[Do this]:
Search the listing below for the word "немає" and copy each line that holds it.

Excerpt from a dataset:
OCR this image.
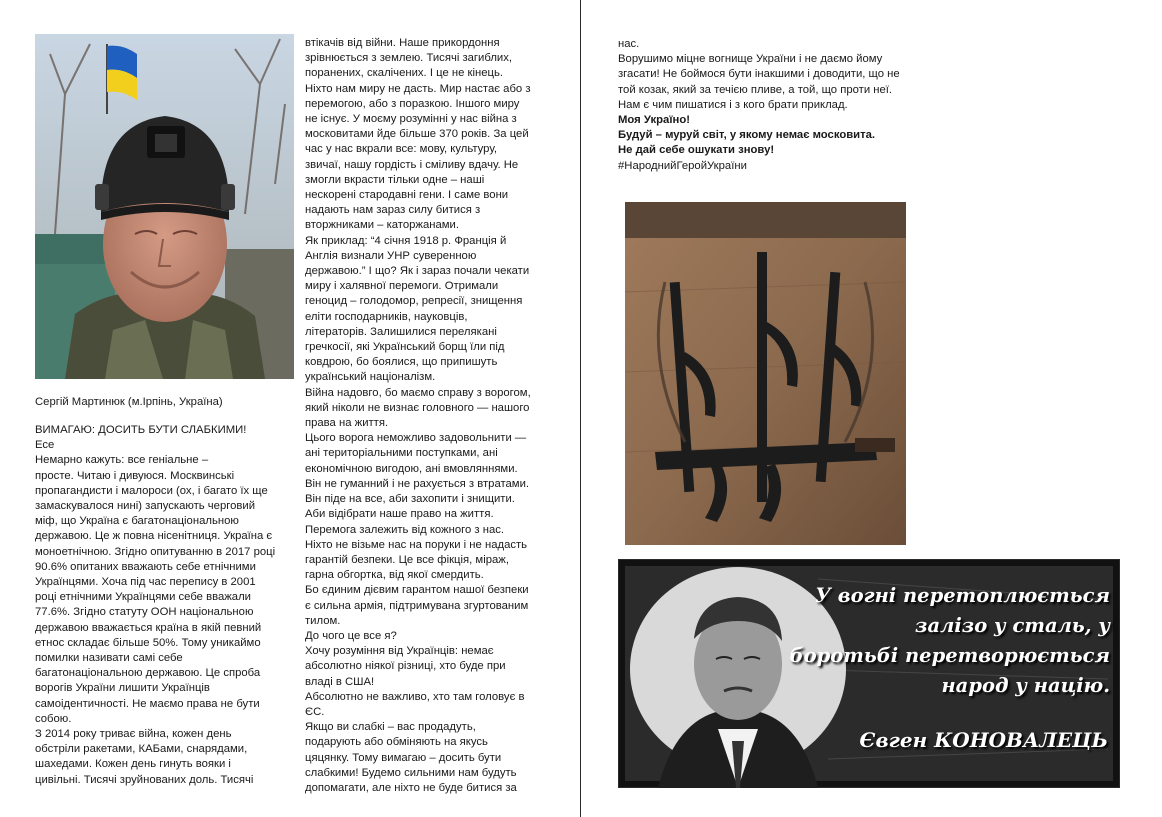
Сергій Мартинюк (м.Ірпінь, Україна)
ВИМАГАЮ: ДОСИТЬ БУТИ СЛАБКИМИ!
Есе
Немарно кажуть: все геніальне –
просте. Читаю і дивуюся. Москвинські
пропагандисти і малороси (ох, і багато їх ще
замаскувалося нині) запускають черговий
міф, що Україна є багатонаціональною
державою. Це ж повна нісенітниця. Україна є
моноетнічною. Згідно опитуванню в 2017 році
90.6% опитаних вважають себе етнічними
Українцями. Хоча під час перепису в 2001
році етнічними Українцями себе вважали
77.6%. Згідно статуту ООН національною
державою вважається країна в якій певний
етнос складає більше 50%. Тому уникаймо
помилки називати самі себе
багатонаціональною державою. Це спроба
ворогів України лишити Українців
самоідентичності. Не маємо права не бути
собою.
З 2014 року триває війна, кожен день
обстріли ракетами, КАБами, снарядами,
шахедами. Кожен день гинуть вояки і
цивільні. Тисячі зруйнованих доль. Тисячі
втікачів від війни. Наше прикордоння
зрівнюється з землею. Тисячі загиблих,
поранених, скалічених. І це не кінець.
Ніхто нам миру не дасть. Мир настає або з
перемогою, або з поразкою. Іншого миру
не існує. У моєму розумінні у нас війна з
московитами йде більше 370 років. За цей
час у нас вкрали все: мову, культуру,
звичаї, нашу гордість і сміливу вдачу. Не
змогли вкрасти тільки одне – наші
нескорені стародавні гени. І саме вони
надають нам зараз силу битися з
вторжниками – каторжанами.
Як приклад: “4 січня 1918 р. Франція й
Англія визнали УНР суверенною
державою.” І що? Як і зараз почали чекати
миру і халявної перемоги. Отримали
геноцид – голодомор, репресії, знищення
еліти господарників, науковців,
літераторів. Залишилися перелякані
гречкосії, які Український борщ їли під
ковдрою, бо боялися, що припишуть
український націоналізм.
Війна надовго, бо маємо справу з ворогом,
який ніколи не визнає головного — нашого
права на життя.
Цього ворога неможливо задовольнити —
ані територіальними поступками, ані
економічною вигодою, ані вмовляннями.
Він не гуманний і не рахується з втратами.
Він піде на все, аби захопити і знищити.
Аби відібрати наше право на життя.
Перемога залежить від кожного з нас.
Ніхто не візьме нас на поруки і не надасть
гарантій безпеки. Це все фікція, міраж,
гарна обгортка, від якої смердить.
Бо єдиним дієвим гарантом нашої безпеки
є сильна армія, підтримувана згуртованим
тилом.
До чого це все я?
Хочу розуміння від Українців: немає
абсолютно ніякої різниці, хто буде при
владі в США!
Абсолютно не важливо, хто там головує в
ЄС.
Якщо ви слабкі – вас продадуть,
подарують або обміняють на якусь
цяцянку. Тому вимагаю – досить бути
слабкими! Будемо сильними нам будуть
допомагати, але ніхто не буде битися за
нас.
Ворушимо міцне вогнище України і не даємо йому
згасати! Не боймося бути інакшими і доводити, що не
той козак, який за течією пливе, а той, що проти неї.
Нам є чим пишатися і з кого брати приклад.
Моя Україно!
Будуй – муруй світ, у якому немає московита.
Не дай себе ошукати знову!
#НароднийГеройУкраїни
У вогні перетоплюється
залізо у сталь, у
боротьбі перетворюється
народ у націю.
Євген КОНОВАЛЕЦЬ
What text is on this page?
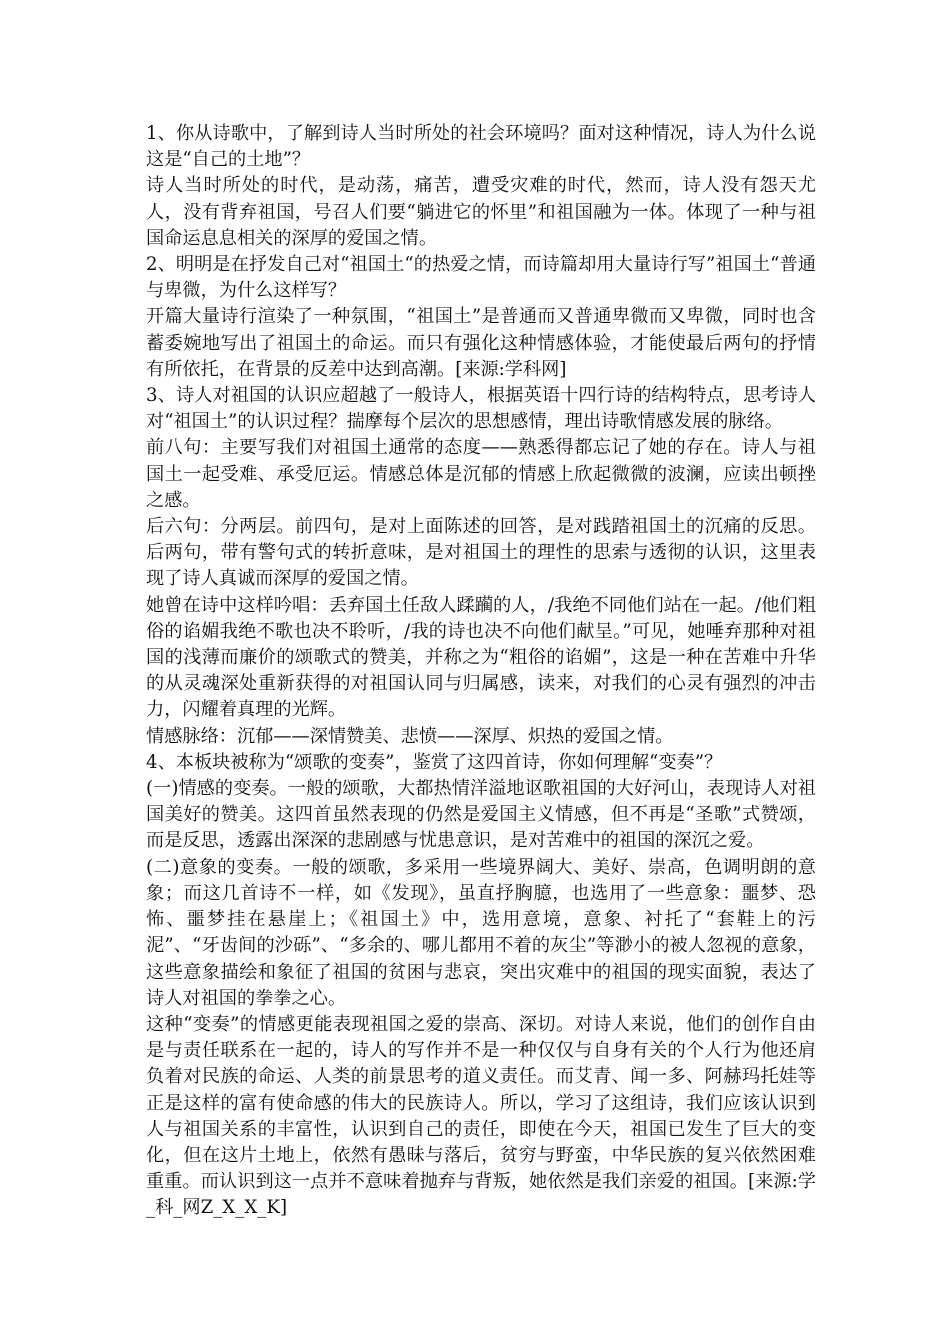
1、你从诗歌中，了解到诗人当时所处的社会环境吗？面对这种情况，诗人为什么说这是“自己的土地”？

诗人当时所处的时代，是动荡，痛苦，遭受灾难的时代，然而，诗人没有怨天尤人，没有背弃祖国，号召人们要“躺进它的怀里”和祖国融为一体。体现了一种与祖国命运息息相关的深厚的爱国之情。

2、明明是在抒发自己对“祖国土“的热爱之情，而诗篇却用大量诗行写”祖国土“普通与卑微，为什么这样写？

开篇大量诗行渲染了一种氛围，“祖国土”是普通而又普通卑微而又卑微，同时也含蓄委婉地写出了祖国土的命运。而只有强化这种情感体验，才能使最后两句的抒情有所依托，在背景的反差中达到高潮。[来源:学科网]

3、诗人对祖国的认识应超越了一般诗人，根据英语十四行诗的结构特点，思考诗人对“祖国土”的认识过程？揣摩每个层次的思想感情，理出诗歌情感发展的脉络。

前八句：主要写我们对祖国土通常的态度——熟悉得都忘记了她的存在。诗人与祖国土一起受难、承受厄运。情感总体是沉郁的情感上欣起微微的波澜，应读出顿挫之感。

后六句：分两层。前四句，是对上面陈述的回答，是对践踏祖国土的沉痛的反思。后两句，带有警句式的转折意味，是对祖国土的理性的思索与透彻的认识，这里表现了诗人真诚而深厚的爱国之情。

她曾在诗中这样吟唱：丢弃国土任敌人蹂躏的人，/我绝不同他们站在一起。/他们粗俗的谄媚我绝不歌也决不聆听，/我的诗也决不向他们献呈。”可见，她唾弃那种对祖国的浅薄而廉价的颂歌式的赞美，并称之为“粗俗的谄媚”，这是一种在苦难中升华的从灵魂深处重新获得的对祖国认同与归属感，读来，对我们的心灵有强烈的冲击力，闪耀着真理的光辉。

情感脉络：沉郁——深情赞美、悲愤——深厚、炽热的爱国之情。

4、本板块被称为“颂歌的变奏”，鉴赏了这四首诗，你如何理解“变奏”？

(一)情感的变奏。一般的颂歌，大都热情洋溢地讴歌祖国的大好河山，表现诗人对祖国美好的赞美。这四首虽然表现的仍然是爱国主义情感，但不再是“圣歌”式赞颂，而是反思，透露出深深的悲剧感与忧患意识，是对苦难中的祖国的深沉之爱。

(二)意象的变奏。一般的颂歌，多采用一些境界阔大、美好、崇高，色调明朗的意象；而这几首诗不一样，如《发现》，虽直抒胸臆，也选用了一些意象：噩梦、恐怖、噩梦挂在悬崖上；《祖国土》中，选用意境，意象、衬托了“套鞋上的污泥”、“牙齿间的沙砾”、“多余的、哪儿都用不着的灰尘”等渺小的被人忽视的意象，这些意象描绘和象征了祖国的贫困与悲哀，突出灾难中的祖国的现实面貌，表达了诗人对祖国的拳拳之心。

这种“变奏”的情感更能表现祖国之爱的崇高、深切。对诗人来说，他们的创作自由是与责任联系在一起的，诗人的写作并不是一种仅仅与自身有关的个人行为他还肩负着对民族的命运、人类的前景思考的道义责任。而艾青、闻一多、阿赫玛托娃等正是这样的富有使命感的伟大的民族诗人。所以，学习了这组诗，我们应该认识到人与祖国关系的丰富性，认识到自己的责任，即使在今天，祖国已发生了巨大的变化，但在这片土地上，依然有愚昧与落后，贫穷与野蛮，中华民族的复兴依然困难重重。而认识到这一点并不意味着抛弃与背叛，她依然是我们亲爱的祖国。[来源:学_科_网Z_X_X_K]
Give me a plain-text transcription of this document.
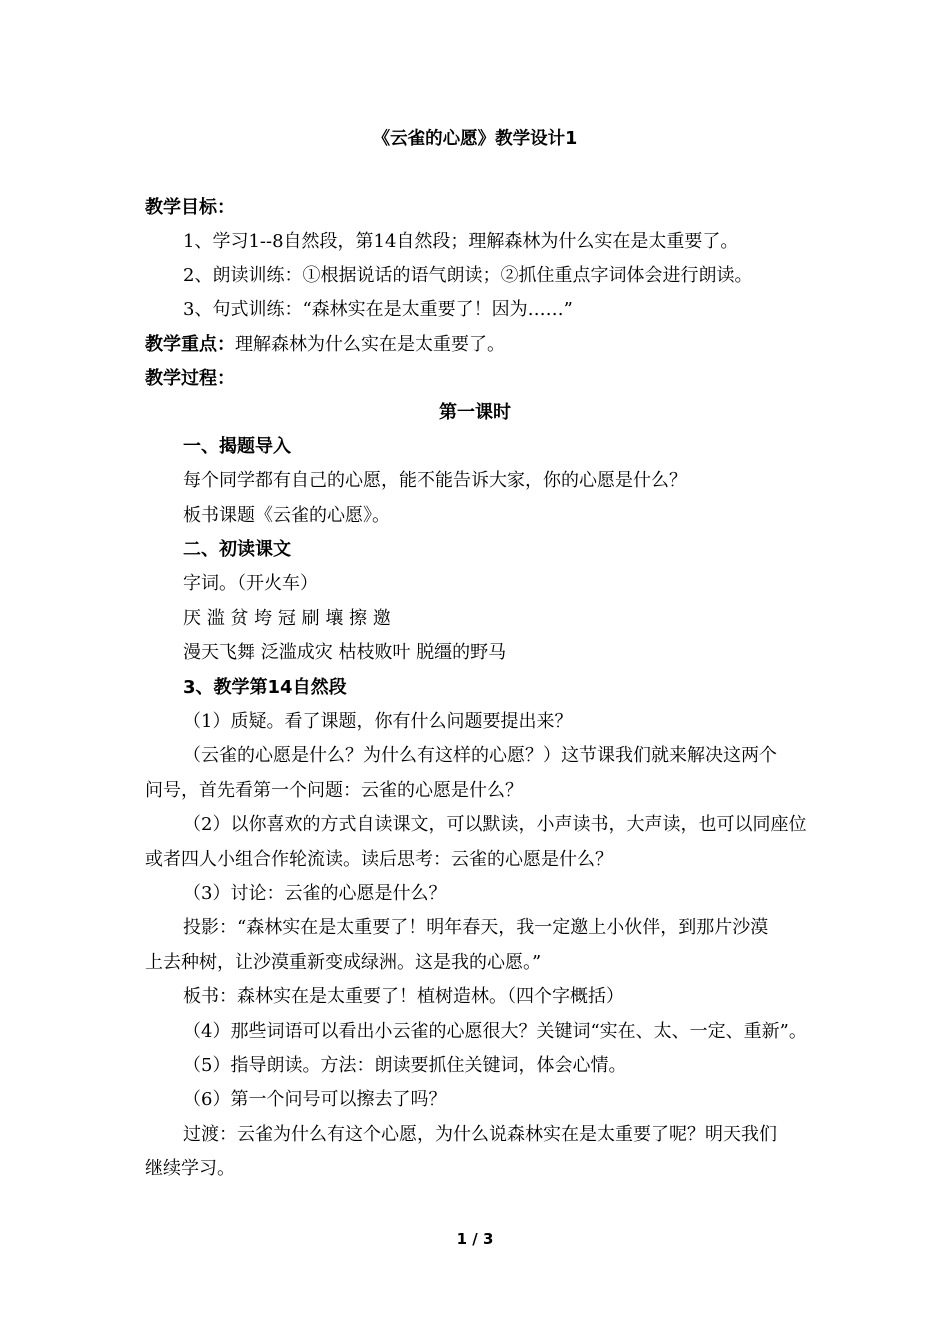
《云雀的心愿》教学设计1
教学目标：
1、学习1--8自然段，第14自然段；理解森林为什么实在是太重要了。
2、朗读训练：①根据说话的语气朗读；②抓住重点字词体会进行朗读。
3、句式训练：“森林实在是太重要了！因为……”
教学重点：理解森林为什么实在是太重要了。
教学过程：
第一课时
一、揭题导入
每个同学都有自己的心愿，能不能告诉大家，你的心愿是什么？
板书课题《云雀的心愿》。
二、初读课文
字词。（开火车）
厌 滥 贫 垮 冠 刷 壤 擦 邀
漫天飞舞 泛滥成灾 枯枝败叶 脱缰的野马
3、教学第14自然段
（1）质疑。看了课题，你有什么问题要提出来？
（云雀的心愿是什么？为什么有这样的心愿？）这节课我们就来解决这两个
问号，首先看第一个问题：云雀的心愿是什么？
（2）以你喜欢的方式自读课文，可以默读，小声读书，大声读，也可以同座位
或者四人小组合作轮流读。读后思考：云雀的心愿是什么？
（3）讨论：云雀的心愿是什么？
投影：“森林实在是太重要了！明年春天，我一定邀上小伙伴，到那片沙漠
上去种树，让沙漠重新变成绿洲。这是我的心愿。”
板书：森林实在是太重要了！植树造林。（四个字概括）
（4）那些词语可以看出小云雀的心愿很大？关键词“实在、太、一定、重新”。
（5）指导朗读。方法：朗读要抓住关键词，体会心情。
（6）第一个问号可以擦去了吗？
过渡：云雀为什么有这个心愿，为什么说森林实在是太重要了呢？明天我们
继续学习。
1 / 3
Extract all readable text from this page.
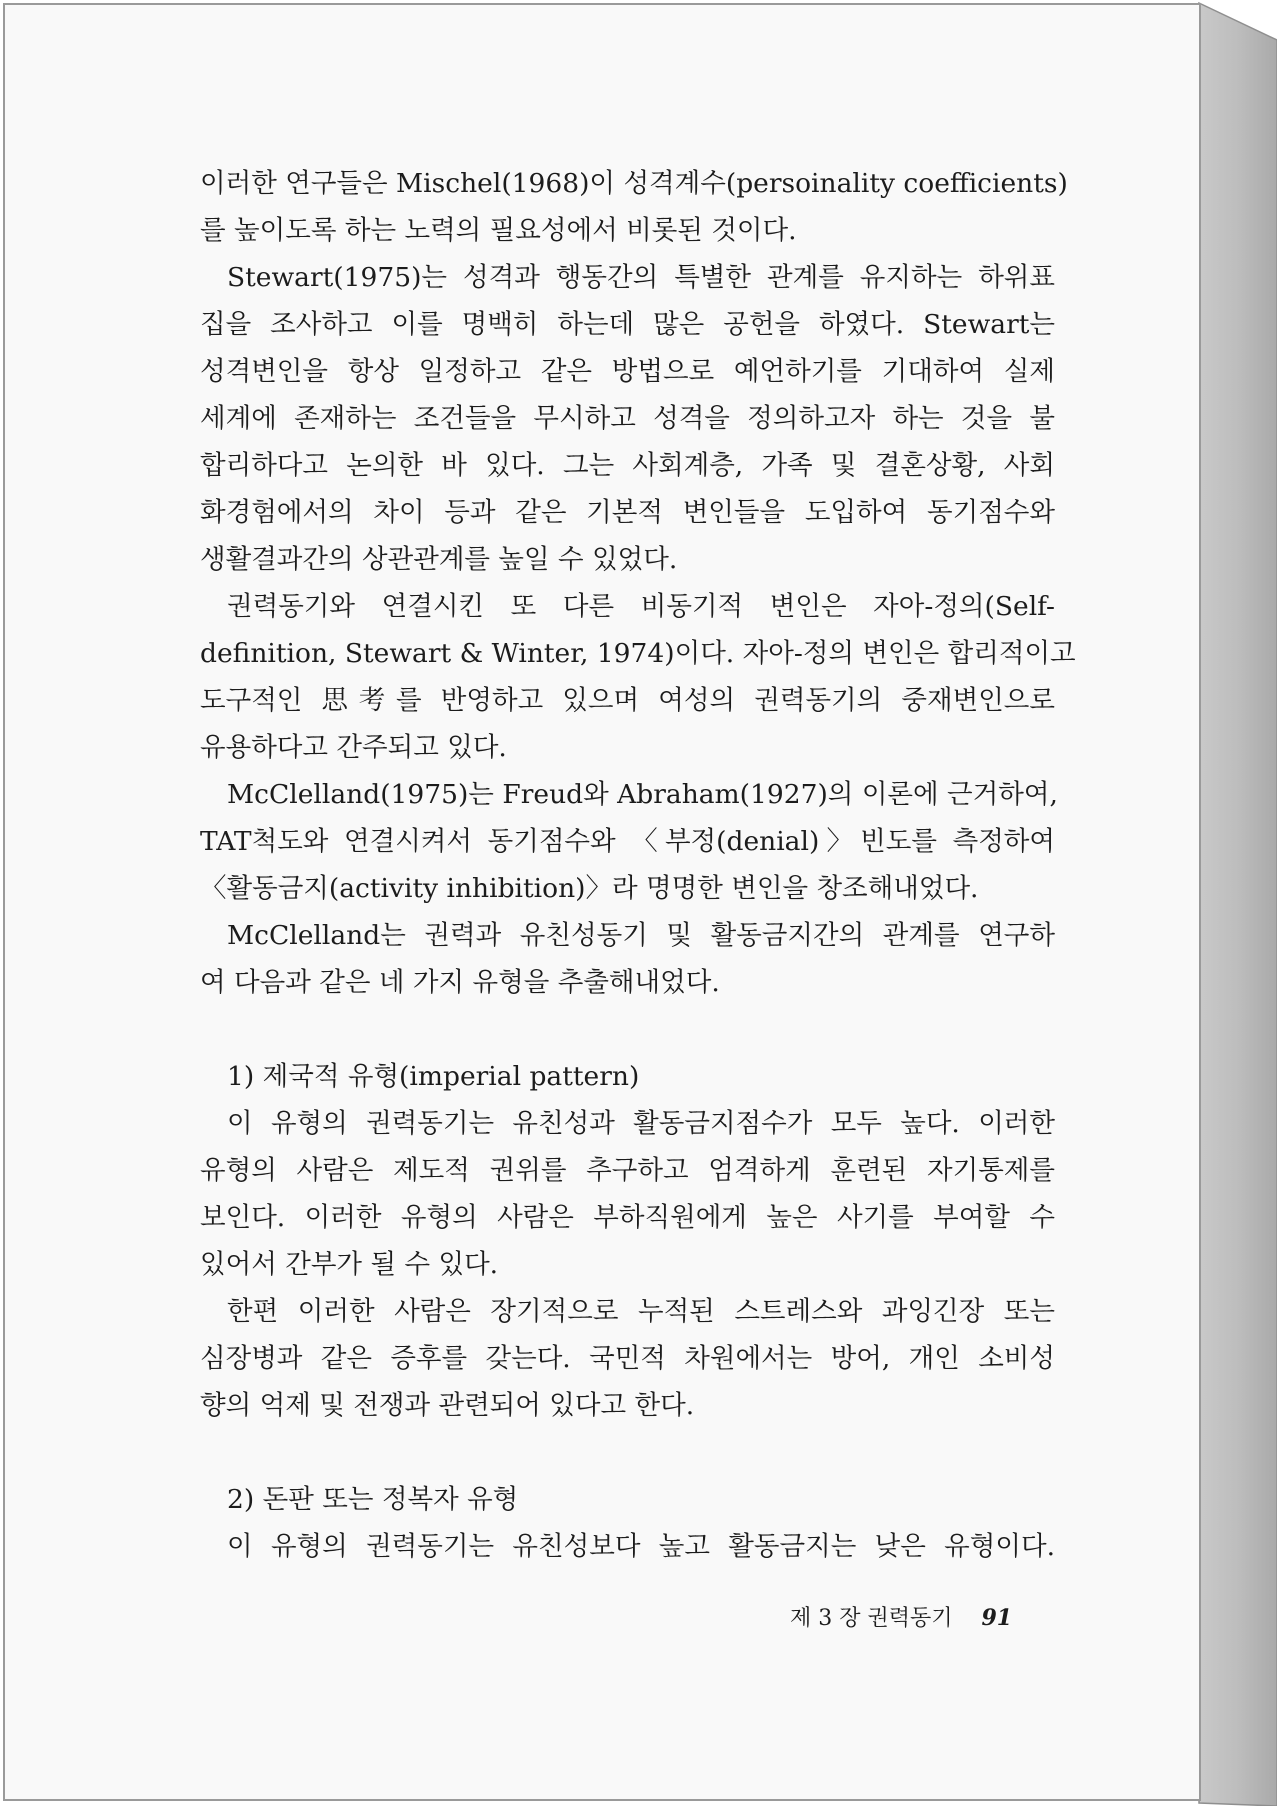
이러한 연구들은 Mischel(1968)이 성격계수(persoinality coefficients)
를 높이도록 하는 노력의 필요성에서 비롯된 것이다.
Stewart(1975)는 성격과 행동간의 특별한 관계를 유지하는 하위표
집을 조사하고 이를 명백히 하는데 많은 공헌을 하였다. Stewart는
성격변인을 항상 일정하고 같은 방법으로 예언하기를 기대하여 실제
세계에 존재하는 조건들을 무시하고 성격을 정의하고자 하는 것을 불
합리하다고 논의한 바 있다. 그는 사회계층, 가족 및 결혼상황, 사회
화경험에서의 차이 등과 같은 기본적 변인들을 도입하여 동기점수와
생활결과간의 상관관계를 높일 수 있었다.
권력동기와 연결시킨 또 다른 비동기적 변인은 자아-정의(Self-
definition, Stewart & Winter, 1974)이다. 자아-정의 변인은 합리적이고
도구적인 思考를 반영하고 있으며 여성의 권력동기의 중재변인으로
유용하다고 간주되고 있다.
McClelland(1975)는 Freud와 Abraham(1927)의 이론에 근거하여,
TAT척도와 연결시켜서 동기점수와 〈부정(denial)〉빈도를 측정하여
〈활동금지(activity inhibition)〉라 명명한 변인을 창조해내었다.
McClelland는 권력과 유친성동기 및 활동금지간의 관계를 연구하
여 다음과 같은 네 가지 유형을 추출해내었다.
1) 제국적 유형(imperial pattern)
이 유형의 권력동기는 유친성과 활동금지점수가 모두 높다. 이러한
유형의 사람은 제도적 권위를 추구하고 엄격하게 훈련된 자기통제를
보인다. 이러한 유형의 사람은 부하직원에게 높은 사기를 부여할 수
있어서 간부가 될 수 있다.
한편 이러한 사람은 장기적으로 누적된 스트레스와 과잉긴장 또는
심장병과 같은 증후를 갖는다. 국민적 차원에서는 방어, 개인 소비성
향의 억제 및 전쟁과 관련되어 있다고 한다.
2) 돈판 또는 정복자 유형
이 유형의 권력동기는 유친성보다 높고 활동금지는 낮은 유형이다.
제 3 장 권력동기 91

[Task result]:
Хочу розуміння від Українців: немає
Будуй – муруй світ, у якому немає московита.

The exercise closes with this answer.